■ Data excerpts
# # # # # # #

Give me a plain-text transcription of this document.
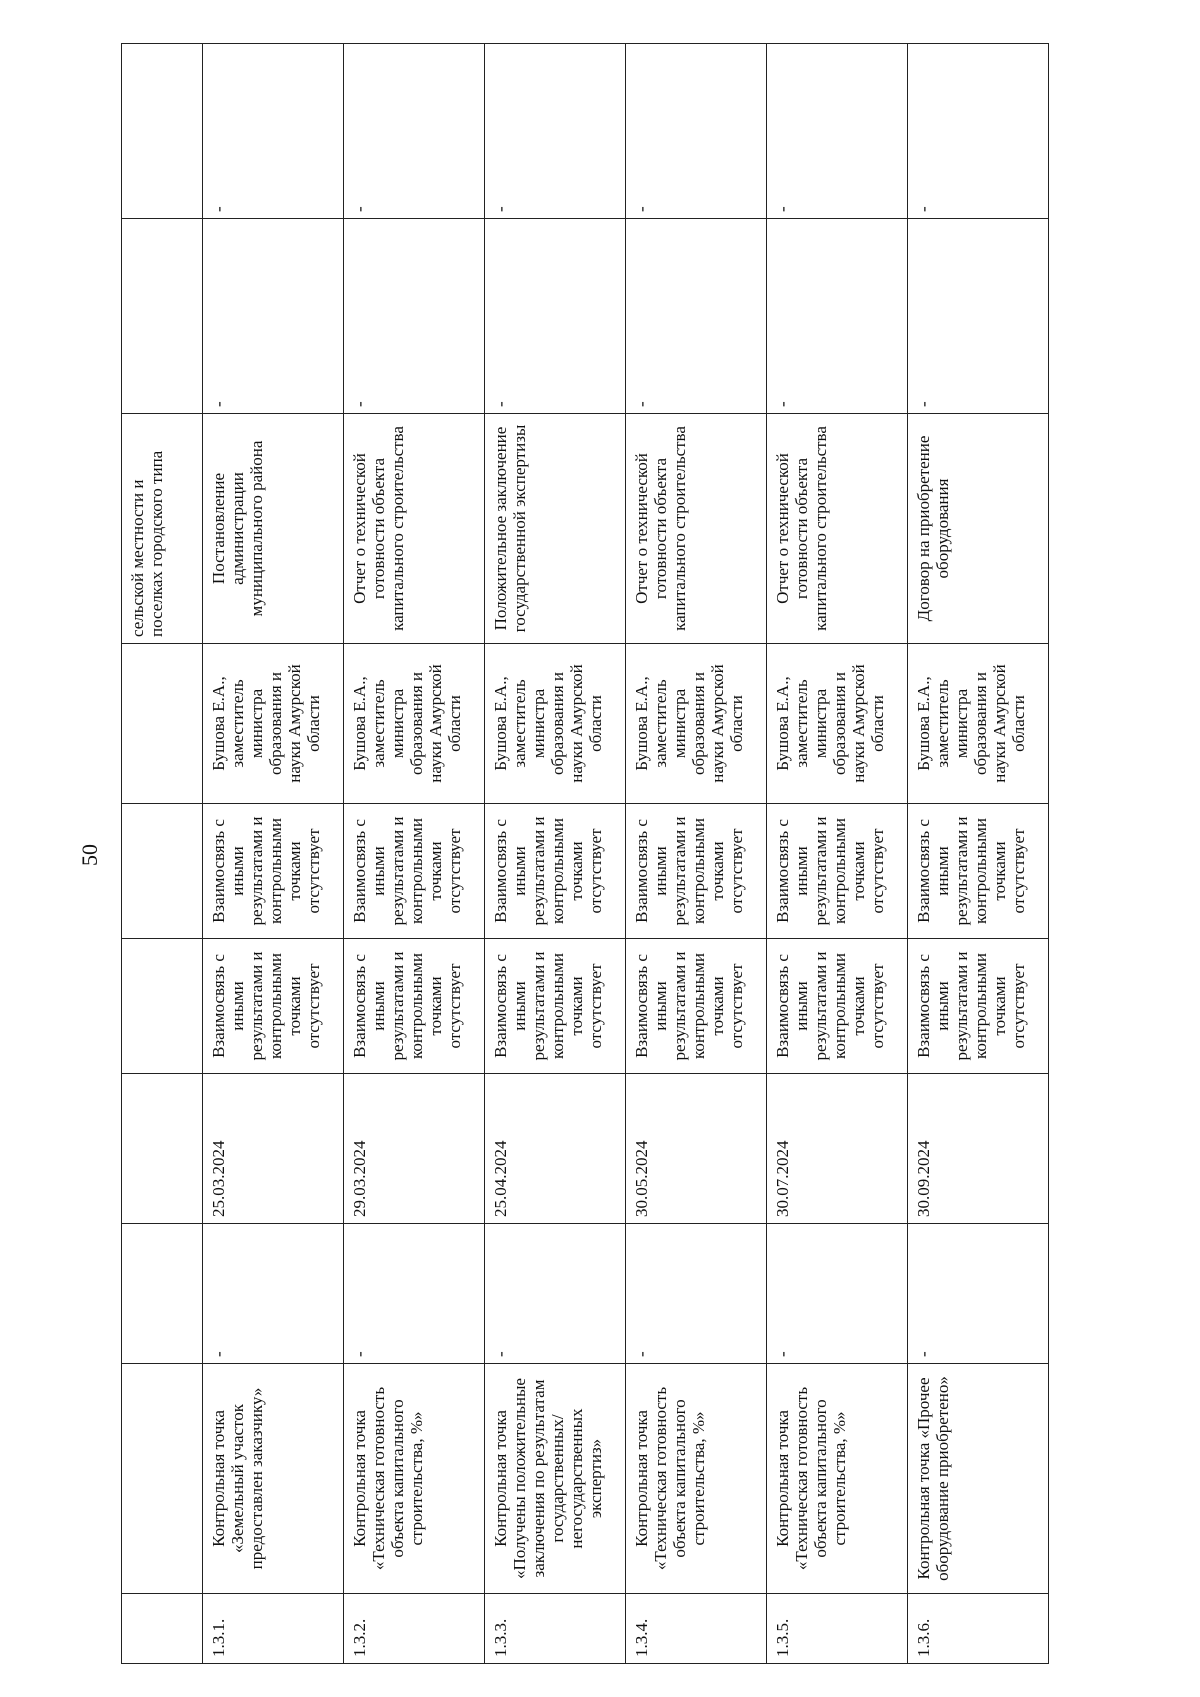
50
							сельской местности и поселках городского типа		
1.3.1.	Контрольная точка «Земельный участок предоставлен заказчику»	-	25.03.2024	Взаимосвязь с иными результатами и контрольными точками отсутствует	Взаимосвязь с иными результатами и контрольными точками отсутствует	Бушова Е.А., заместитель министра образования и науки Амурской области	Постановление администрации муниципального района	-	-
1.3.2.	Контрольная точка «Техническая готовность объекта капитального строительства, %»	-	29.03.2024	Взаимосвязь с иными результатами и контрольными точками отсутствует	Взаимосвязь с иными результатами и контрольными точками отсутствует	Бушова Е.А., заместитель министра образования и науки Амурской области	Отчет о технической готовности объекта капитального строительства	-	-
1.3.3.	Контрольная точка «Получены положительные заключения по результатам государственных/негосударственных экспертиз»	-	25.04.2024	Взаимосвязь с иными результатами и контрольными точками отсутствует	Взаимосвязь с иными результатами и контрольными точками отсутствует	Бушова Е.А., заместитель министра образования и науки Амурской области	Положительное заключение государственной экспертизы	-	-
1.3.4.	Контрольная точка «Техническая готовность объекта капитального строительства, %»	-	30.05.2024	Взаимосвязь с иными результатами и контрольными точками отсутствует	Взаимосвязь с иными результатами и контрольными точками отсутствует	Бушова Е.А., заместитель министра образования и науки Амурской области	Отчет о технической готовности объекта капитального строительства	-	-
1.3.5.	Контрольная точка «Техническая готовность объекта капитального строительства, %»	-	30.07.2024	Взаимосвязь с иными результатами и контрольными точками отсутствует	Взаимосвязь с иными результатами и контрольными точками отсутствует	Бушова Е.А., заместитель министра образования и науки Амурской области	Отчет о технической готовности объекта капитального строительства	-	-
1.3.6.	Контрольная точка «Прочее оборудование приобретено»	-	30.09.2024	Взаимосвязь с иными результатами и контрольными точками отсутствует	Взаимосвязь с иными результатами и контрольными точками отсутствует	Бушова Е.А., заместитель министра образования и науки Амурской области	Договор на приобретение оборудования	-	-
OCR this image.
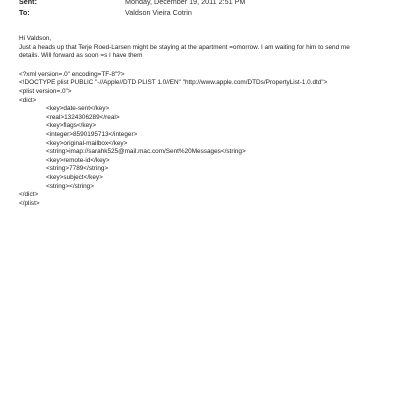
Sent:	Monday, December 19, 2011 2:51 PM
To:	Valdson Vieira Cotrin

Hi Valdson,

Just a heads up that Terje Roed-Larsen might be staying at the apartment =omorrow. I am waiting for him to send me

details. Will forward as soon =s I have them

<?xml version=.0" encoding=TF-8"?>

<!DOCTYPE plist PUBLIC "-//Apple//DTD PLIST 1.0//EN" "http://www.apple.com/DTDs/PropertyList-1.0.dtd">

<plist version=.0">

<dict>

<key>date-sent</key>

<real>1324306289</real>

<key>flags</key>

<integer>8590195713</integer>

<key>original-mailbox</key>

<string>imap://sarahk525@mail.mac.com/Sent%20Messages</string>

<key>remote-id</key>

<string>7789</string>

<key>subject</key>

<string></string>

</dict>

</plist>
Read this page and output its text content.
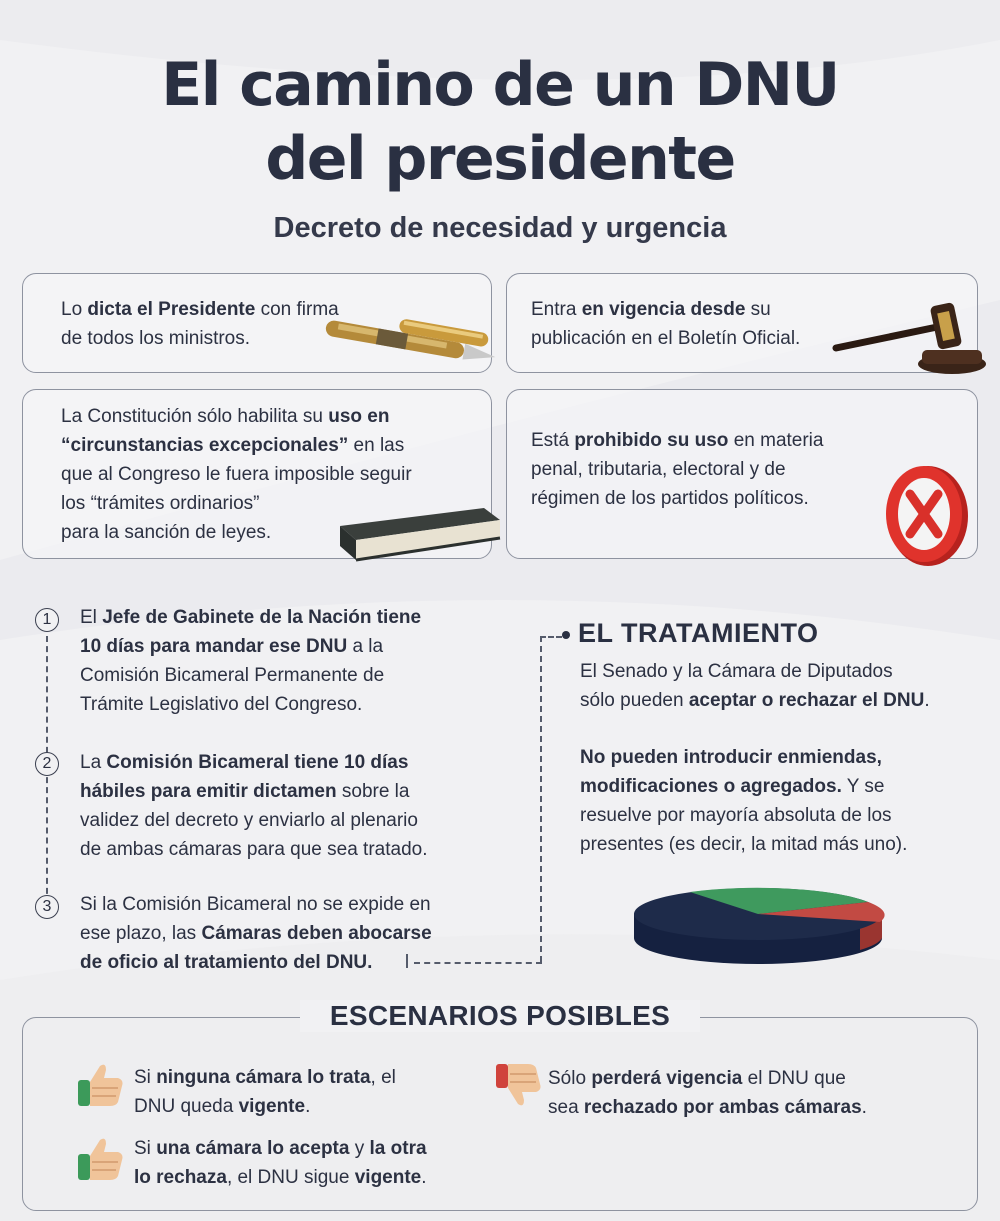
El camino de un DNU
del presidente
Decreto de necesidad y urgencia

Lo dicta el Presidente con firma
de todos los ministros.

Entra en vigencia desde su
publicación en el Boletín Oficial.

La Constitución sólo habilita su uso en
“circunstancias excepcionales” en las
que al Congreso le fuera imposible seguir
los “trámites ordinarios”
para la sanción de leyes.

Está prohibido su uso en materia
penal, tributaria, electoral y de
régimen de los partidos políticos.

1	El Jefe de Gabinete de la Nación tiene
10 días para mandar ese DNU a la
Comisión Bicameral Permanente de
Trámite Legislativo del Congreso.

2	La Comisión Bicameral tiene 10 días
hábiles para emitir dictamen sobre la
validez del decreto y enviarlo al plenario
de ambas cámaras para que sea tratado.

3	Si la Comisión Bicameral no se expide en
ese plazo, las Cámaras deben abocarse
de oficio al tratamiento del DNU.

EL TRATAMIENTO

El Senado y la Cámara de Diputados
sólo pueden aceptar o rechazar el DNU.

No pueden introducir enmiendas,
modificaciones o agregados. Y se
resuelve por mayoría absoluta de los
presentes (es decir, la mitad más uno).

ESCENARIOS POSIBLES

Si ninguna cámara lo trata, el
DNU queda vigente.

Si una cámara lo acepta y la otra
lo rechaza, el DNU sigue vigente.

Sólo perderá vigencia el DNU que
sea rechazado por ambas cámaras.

# # # # # # #

■ WHAT THE EXERCISE ASKS
In the copy, include all records verbatim but no images.

■ THE REPLY
Give me a plain-text transcription of this document.
50
							сельской местности и поселках городского типа		
1.3.1.	Контрольная точка «Земельный участок предоставлен заказчику»	-	25.03.2024	Взаимосвязь с иными результатами и контрольными точками отсутствует	Взаимосвязь с иными результатами и контрольными точками отсутствует	Бушова Е.А., заместитель министра образования и науки Амурской области	Постановление администрации муниципального района	-	-
1.3.2.	Контрольная точка «Техническая готовность объекта капитального строительства, %»	-	29.03.2024	Взаимосвязь с иными результатами и контрольными точками отсутствует	Взаимосвязь с иными результатами и контрольными точками отсутствует	Бушова Е.А., заместитель министра образования и науки Амурской области	Отчет о технической готовности объекта капитального строительства	-	-
1.3.3.	Контрольная точка «Получены положительные заключения по результатам государственных/негосударственных экспертиз»	-	25.04.2024	Взаимосвязь с иными результатами и контрольными точками отсутствует	Взаимосвязь с иными результатами и контрольными точками отсутствует	Бушова Е.А., заместитель министра образования и науки Амурской области	Положительное заключение государственной экспертизы	-	-
1.3.4.	Контрольная точка «Техническая готовность объекта капитального строительства, %»	-	30.05.2024	Взаимосвязь с иными результатами и контрольными точками отсутствует	Взаимосвязь с иными результатами и контрольными точками отсутствует	Бушова Е.А., заместитель министра образования и науки Амурской области	Отчет о технической готовности объекта капитального строительства	-	-
1.3.5.	Контрольная точка «Техническая готовность объекта капитального строительства, %»	-	30.07.2024	Взаимосвязь с иными результатами и контрольными точками отсутствует	Взаимосвязь с иными результатами и контрольными точками отсутствует	Бушова Е.А., заместитель министра образования и науки Амурской области	Отчет о технической готовности объекта капитального строительства	-	-
1.3.6.	Контрольная точка «Прочее оборудование приобретено»	-	30.09.2024	Взаимосвязь с иными результатами и контрольными точками отсутствует	Взаимосвязь с иными результатами и контрольными точками отсутствует	Бушова Е.А., заместитель министра образования и науки Амурской области	Договор на приобретение оборудования	-	-
OCR this image.
Sent:	Monday, December 19, 2011 2:51 PM
To:	Valdson Vieira Cotrin

Hi Valdson,

Just a heads up that Terje Roed-Larsen might be staying at the apartment =omorrow. I am waiting for him to send me

details. Will forward as soon =s I have them

<?xml version=.0" encoding=TF-8"?>

<!DOCTYPE plist PUBLIC "-//Apple//DTD PLIST 1.0//EN" "http://www.apple.com/DTDs/PropertyList-1.0.dtd">

<plist version=.0">

<dict>

<key>date-sent</key>

<real>1324306289</real>

<key>flags</key>

<integer>8590195713</integer>

<key>original-mailbox</key>

<string>imap://sarahk525@mail.mac.com/Sent%20Messages</string>

<key>remote-id</key>

<string>7789</string>

<key>subject</key>

<string></string>

</dict>

</plist>
Read this page and output its text content.
El camino de un DNU
del presidente
Decreto de necesidad y urgencia

Lo dicta el Presidente con firma
de todos los ministros.

Entra en vigencia desde su
publicación en el Boletín Oficial.

La Constitución sólo habilita su uso en
“circunstancias excepcionales” en las
que al Congreso le fuera imposible seguir
los “trámites ordinarios”
para la sanción de leyes.

Está prohibido su uso en materia
penal, tributaria, electoral y de
régimen de los partidos políticos.

1	El Jefe de Gabinete de la Nación tiene
10 días para mandar ese DNU a la
Comisión Bicameral Permanente de
Trámite Legislativo del Congreso.

2	La Comisión Bicameral tiene 10 días
hábiles para emitir dictamen sobre la
validez del decreto y enviarlo al plenario
de ambas cámaras para que sea tratado.

3	Si la Comisión Bicameral no se expide en
ese plazo, las Cámaras deben abocarse
de oficio al tratamiento del DNU.

EL TRATAMIENTO

El Senado y la Cámara de Diputados
sólo pueden aceptar o rechazar el DNU.

No pueden introducir enmiendas,
modificaciones o agregados. Y se
resuelve por mayoría absoluta de los
presentes (es decir, la mitad más uno).

ESCENARIOS POSIBLES

Si ninguna cámara lo trata, el
DNU queda vigente.

Si una cámara lo acepta y la otra
lo rechaza, el DNU sigue vigente.

Sólo perderá vigencia el DNU que
sea rechazado por ambas cámaras.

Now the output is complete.